▸ **PROVIDED DATA**
● ● ●

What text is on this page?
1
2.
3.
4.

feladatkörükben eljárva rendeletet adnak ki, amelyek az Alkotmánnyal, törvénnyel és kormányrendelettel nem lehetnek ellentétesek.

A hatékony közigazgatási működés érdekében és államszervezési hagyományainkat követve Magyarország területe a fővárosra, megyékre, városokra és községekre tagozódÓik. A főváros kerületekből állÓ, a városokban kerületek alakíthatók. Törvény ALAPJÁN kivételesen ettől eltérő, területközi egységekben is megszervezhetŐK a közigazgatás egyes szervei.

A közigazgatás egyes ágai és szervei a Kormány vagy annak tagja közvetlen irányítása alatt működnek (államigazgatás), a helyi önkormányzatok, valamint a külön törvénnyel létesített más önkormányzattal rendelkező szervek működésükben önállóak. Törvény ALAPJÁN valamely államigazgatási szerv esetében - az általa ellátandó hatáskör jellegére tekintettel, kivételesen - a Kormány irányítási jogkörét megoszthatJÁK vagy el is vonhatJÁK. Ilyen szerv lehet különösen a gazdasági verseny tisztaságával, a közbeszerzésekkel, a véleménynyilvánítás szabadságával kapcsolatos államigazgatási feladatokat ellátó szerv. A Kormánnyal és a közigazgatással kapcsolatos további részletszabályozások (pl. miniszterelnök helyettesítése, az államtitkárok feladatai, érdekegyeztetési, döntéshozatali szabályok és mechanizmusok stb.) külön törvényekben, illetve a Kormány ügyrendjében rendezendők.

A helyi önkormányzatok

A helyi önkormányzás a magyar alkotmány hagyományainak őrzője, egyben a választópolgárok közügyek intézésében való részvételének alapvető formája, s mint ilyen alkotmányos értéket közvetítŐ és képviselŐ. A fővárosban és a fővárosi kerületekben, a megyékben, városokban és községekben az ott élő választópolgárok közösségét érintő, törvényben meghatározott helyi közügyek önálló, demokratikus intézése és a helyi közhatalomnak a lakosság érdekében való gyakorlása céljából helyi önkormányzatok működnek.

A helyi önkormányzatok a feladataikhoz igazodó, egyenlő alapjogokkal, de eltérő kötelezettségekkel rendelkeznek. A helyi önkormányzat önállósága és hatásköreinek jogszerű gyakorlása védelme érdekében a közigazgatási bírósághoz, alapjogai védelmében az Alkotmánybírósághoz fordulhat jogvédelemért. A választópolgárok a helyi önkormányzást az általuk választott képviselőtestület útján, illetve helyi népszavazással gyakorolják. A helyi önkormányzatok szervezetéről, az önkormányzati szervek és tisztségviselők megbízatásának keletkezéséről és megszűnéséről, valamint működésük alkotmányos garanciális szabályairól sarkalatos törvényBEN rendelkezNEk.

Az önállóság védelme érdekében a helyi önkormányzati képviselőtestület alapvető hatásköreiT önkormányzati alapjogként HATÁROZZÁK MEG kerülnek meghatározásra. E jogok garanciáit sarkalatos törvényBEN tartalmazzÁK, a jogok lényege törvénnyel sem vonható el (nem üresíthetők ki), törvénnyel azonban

● ● ●

In the entries above, find the lines containing the word "képviselőtestület" and say how many there are, with no other words.

2